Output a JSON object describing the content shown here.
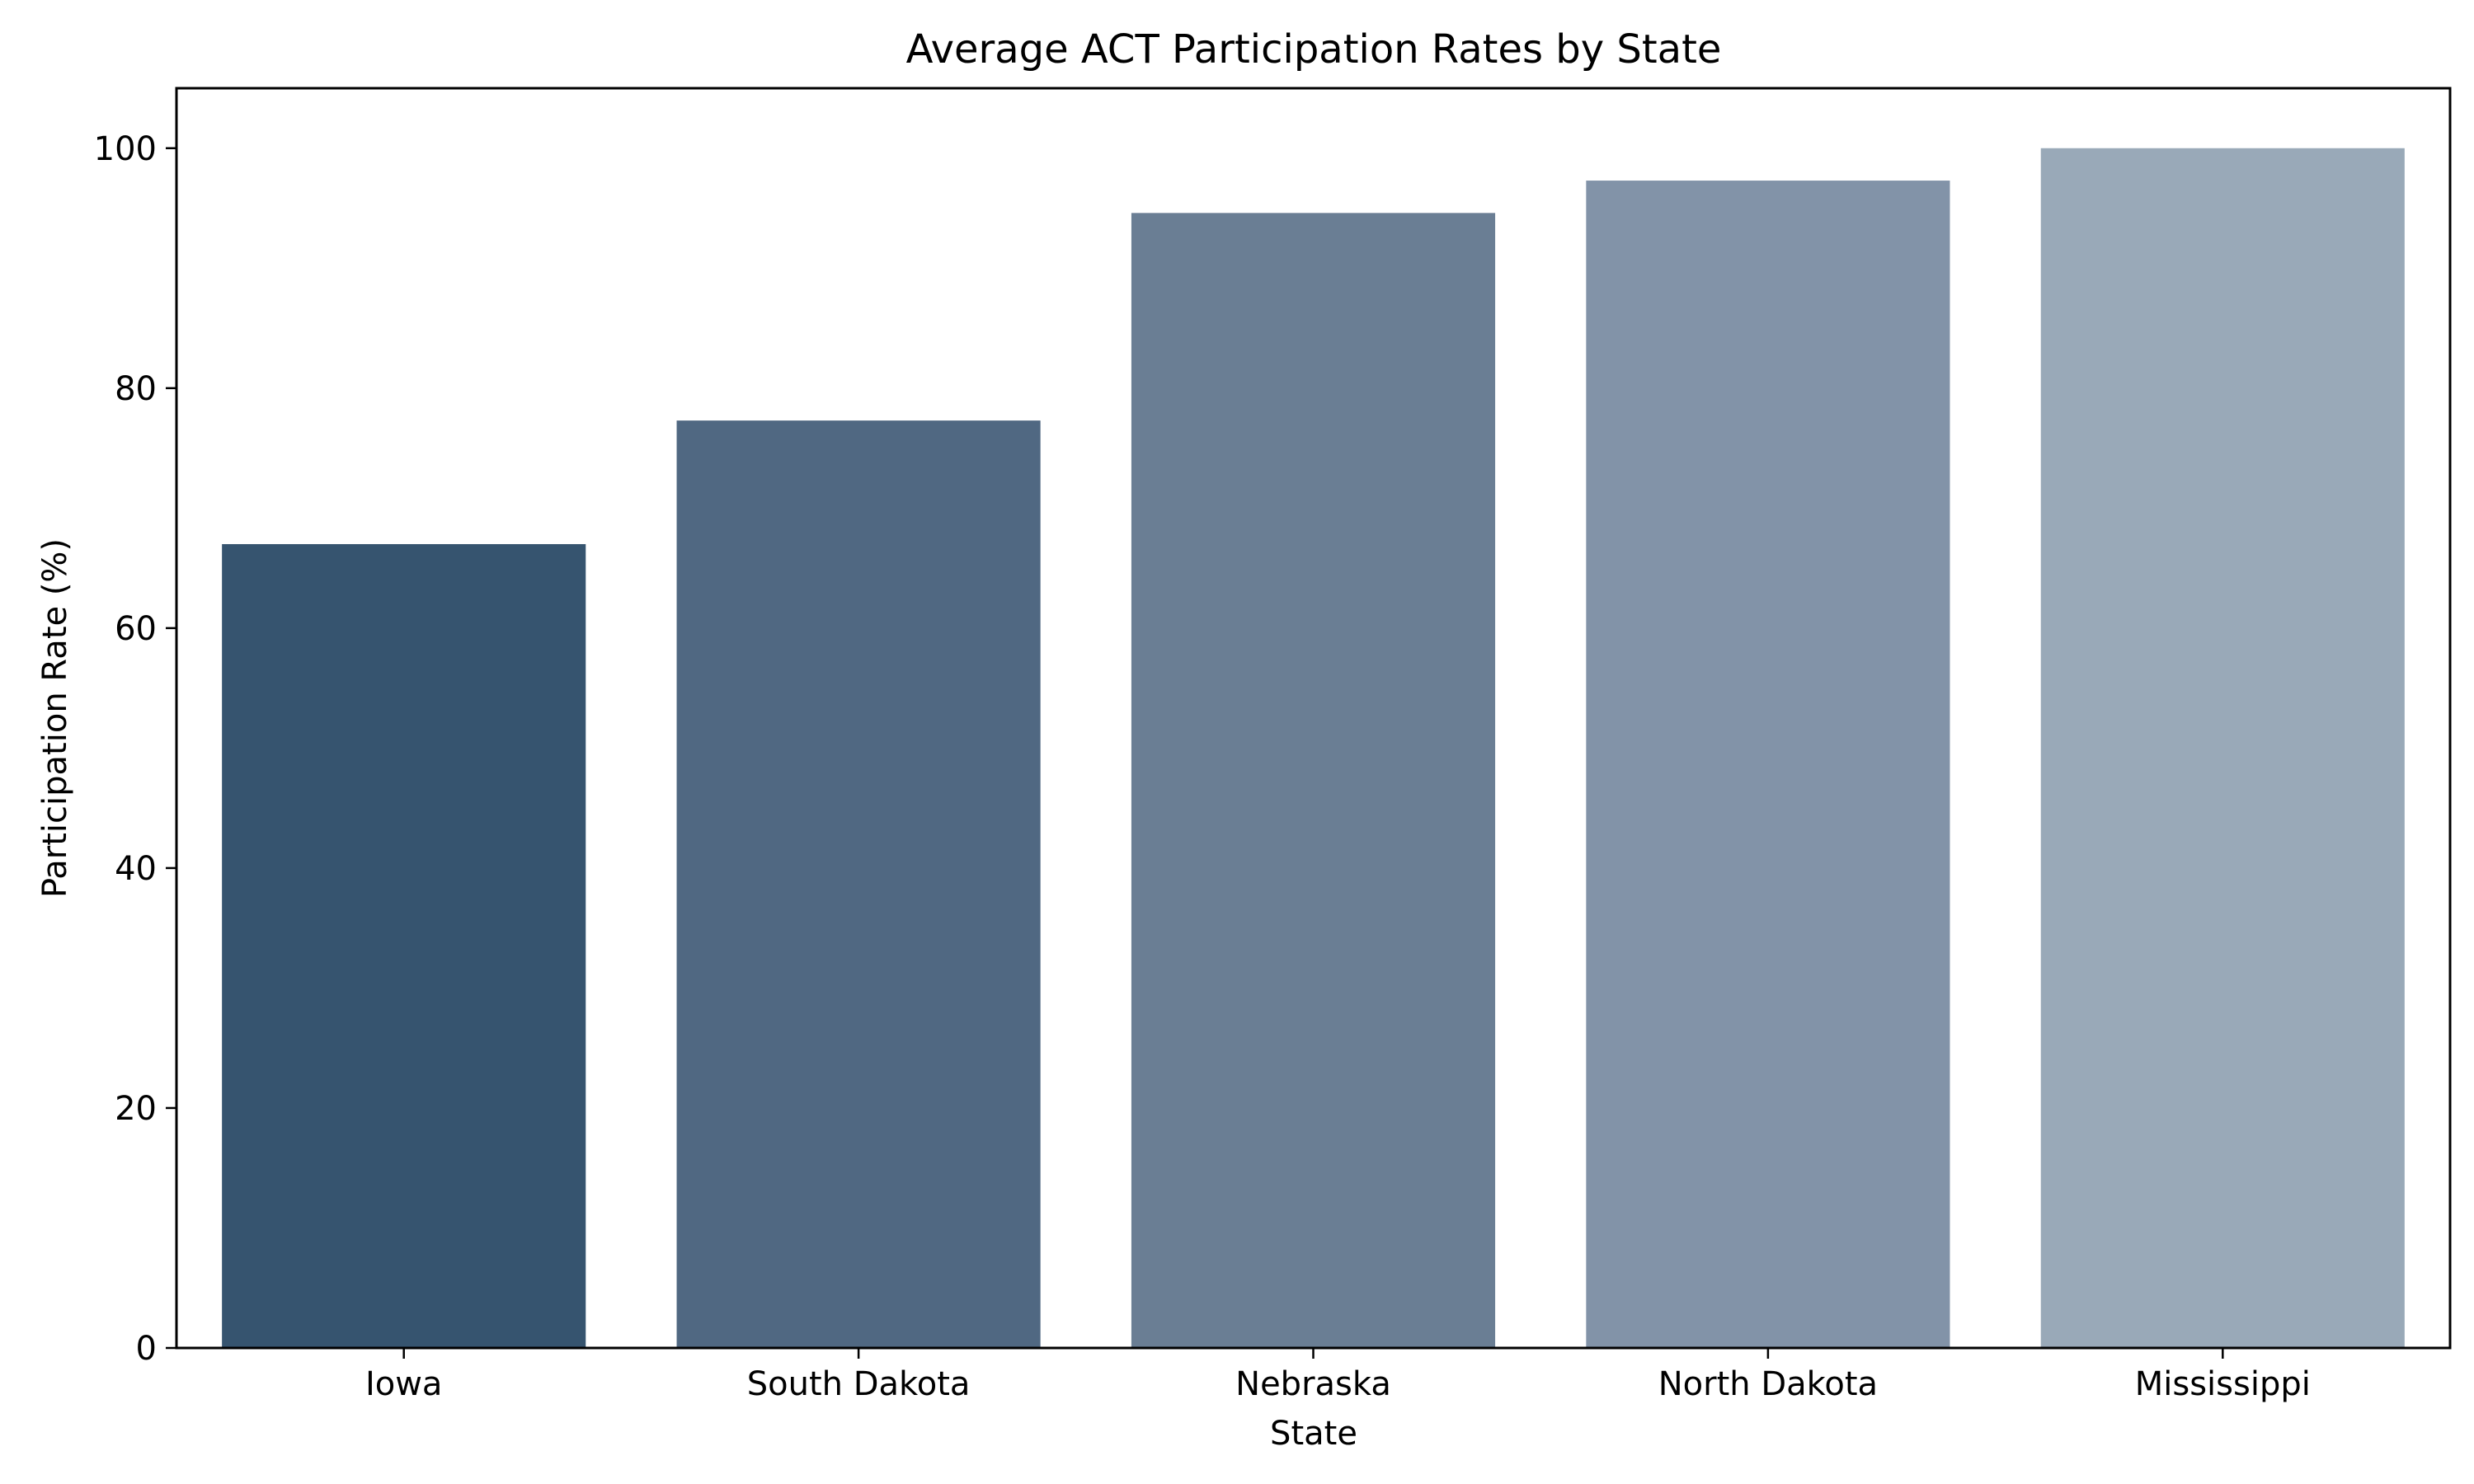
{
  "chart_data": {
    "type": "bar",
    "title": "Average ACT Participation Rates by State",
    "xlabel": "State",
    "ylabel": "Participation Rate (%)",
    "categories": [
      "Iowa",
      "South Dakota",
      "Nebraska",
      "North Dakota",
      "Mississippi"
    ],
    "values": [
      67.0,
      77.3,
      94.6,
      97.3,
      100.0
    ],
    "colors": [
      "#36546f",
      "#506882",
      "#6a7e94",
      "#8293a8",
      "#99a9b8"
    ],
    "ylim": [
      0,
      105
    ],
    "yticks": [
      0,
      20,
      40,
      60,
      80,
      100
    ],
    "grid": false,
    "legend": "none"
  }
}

- - -

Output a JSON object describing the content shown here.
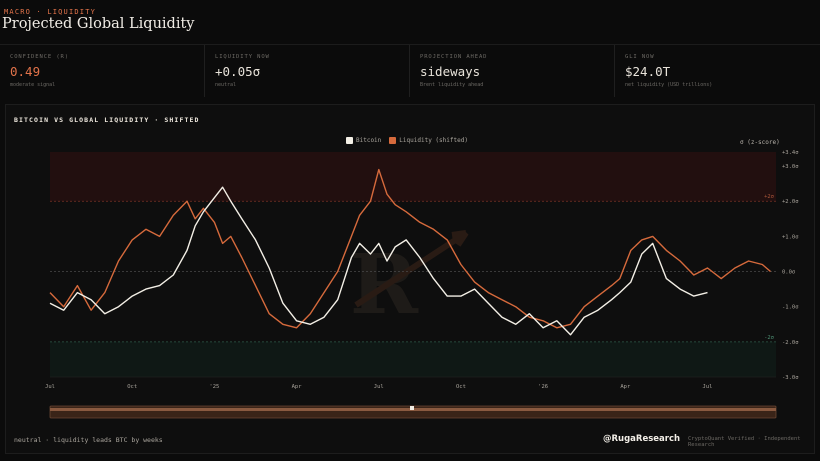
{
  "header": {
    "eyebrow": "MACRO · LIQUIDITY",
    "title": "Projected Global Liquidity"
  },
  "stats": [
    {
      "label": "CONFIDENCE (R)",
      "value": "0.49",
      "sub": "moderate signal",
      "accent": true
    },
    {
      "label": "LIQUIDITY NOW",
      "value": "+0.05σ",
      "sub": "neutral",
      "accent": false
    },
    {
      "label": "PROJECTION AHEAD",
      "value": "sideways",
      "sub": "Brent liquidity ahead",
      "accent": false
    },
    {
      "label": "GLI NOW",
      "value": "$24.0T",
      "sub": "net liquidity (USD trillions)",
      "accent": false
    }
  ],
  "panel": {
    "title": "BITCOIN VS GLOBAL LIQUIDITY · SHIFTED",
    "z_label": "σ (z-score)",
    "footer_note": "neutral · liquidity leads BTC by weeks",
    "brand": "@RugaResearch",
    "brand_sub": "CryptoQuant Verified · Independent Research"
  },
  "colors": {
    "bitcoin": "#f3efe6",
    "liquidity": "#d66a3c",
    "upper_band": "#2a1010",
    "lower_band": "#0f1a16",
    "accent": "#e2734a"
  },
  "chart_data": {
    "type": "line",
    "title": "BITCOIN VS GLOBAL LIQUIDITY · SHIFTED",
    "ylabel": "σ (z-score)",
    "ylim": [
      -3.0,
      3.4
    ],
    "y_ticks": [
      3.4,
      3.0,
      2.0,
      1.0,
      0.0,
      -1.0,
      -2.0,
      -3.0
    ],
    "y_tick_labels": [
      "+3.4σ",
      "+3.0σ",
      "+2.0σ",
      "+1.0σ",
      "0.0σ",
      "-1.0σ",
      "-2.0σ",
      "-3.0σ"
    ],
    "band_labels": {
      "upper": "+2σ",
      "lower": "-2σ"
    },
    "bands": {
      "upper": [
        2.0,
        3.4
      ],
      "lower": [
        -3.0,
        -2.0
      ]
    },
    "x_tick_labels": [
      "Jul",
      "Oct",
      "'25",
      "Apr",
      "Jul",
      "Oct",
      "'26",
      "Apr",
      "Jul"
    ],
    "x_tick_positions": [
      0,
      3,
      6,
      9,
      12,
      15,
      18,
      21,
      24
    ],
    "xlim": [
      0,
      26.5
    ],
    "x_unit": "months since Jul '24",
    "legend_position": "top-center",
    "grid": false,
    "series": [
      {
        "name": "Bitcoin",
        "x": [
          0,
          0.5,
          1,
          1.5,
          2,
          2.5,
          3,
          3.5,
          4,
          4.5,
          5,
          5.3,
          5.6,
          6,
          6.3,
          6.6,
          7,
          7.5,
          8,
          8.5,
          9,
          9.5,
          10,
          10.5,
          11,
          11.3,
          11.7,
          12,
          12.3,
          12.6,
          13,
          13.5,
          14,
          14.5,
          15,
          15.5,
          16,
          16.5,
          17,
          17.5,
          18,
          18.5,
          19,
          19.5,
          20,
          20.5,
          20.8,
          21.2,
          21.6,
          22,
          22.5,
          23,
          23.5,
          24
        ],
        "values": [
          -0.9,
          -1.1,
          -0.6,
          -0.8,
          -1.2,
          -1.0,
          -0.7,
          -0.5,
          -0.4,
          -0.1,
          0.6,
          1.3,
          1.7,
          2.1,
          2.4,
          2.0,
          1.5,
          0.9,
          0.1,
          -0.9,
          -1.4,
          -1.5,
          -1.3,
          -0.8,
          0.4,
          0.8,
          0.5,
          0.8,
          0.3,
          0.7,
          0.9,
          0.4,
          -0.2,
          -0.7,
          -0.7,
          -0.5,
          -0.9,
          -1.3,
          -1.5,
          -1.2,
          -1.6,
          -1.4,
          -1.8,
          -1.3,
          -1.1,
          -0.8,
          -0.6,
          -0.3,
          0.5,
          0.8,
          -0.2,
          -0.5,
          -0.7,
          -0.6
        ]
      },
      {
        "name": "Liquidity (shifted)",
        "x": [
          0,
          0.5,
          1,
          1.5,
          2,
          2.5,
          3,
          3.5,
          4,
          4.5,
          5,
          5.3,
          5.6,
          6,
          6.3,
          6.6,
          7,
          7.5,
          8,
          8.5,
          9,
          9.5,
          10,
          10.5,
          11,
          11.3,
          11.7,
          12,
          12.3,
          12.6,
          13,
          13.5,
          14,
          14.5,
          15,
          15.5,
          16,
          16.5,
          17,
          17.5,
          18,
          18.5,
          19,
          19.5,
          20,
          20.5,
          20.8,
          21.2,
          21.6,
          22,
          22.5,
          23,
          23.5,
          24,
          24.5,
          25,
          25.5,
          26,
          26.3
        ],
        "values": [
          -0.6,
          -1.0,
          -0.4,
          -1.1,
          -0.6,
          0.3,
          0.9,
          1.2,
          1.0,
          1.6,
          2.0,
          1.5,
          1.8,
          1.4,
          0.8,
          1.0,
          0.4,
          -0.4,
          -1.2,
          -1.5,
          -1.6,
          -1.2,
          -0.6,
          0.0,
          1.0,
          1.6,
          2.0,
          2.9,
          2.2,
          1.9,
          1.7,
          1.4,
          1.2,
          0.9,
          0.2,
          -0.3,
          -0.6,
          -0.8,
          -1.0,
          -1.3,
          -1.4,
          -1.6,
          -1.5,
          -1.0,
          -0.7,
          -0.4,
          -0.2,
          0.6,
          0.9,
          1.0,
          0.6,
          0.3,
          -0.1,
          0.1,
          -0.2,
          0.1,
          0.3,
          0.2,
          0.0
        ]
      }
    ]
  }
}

- - -

_What the exercise asks:_ Every line that holds the string "title" should be returned.

_Worked solution:_
    "title": "Average ACT Participation Rates by State",
    "title": "Projected Global Liquidity"
    "title": "BITCOIN VS GLOBAL LIQUIDITY · SHIFTED",
    "title": "BITCOIN VS GLOBAL LIQUIDITY · SHIFTED",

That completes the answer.